> **Direction**
Go through the entries below and copy each line containing the word "name".

> **Input for this task**
· · · ·
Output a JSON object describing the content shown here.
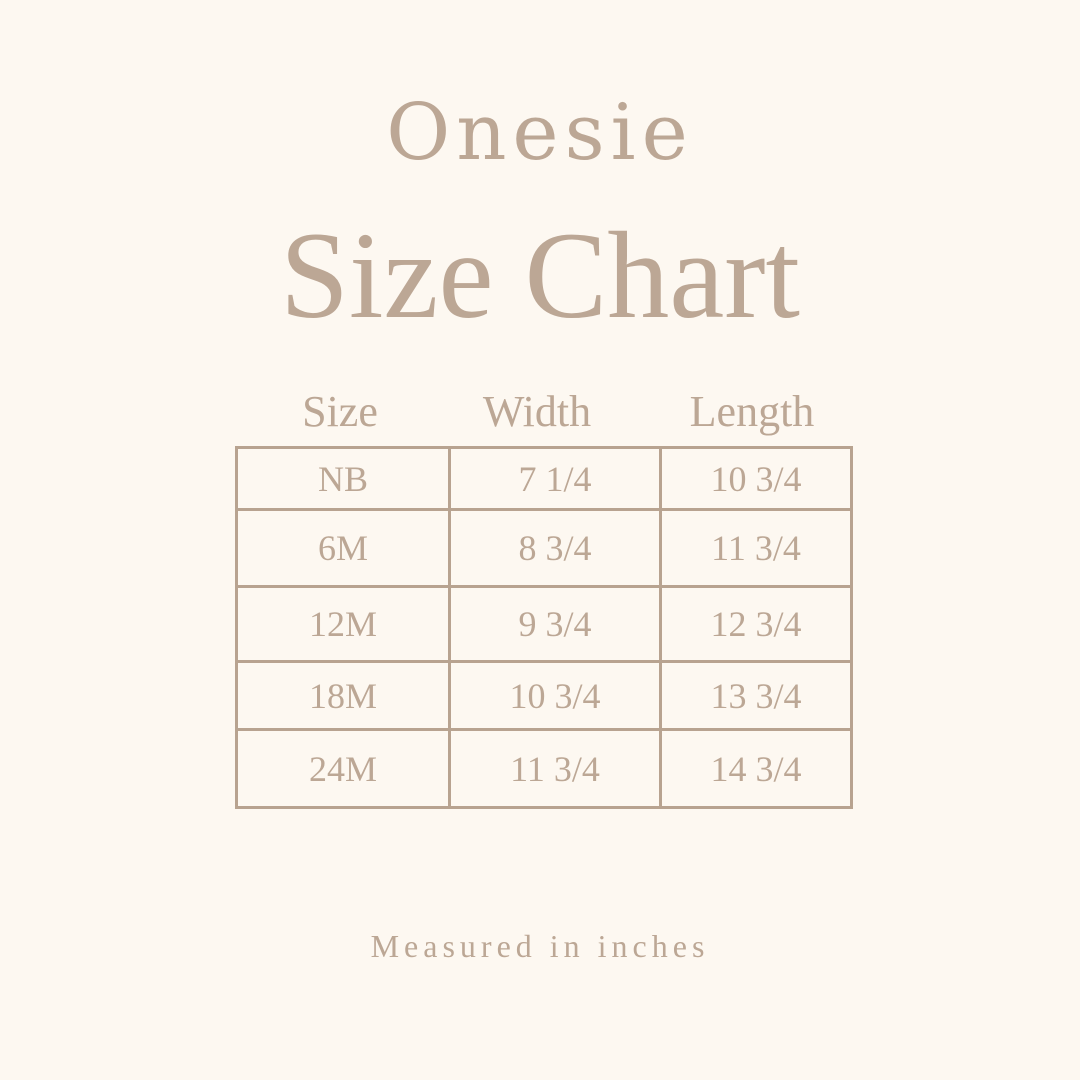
{
  "title_line1": "Onesie",
  "title_line2": "Size Chart",
  "columns": [
    "Size",
    "Width",
    "Length"
  ],
  "rows": [
    [
      "NB",
      "7 1/4",
      "10 3/4"
    ],
    [
      "6M",
      "8 3/4",
      "11 3/4"
    ],
    [
      "12M",
      "9 3/4",
      "12 3/4"
    ],
    [
      "18M",
      "10 3/4",
      "13 3/4"
    ],
    [
      "24M",
      "11 3/4",
      "14 3/4"
    ]
  ],
  "footnote": "Measured in inches",
  "colors": {
    "background": "#fdf8f1",
    "text": "#bca795",
    "lines": "#b8a390"
  }
}
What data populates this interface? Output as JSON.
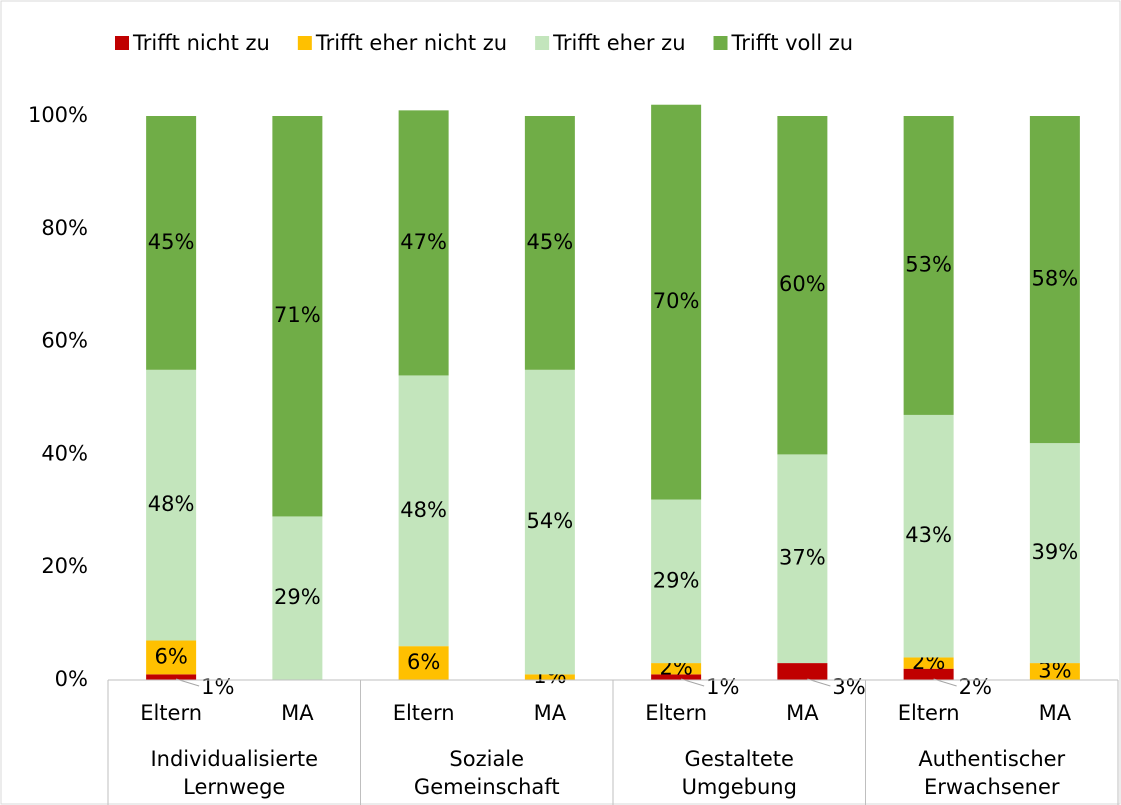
{
  "chart_data": {
    "type": "stacked_bar",
    "categories": [
      "Eltern",
      "MA",
      "Eltern",
      "MA",
      "Eltern",
      "MA",
      "Eltern",
      "MA"
    ],
    "groups": [
      [
        "Individualisierte",
        "Lernwege"
      ],
      [
        "Soziale",
        "Gemeinschaft"
      ],
      [
        "Gestaltete",
        "Umgebung"
      ],
      [
        "Authentischer",
        "Erwachsener"
      ]
    ],
    "series": [
      {
        "name": "Trifft nicht zu",
        "color": "#c00000",
        "values": [
          1,
          0,
          0,
          0,
          1,
          3,
          2,
          0
        ],
        "value_labels": [
          "1%",
          null,
          null,
          null,
          "1%",
          "3%",
          "2%",
          null
        ]
      },
      {
        "name": "Trifft eher nicht zu",
        "color": "#ffc000",
        "values": [
          6,
          0,
          6,
          1,
          2,
          0,
          2,
          3
        ],
        "value_labels": [
          "6%",
          null,
          "6%",
          "1%",
          "2%",
          null,
          "2%",
          "3%"
        ]
      },
      {
        "name": "Trifft eher zu",
        "color": "#c3e5bc",
        "values": [
          48,
          29,
          48,
          54,
          29,
          37,
          43,
          39
        ],
        "value_labels": [
          "48%",
          "29%",
          "48%",
          "54%",
          "29%",
          "37%",
          "43%",
          "39%"
        ]
      },
      {
        "name": "Trifft voll zu",
        "color": "#70ad47",
        "values": [
          45,
          71,
          47,
          45,
          70,
          60,
          53,
          58
        ],
        "value_labels": [
          "45%",
          "71%",
          "47%",
          "45%",
          "70%",
          "60%",
          "53%",
          "58%"
        ]
      }
    ],
    "ylim": [
      0,
      100
    ],
    "yticks": [
      {
        "value": 0,
        "label": "0%"
      },
      {
        "value": 20,
        "label": "20%"
      },
      {
        "value": 40,
        "label": "40%"
      },
      {
        "value": 60,
        "label": "60%"
      },
      {
        "value": 80,
        "label": "80%"
      },
      {
        "value": 100,
        "label": "100%"
      }
    ],
    "grid": false,
    "legend": "top"
  }
}
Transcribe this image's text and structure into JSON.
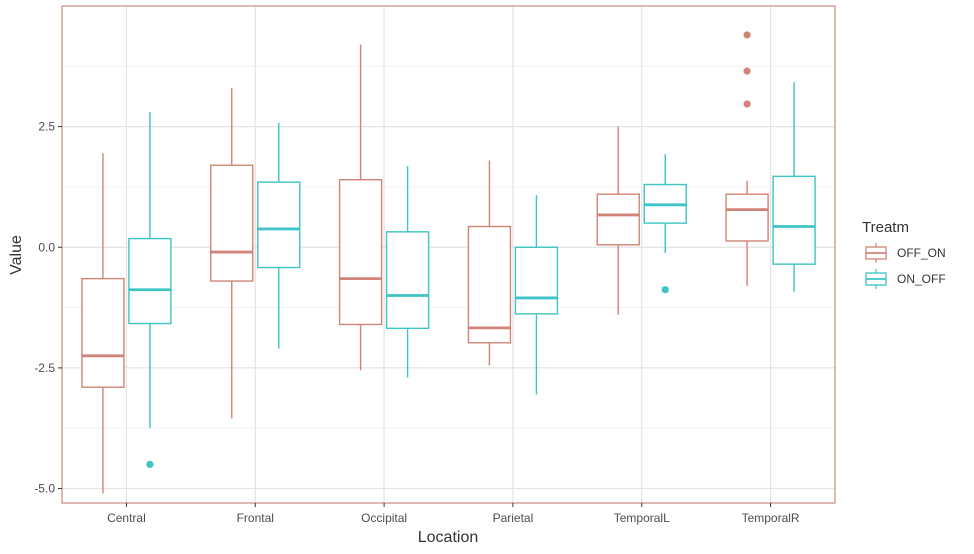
· · · ·
> **Response to the task**
        "name": "Trifft nicht zu",
        "name": "Trifft eher nicht zu",
        "name": "Trifft eher zu",
        "name": "Trifft voll zu",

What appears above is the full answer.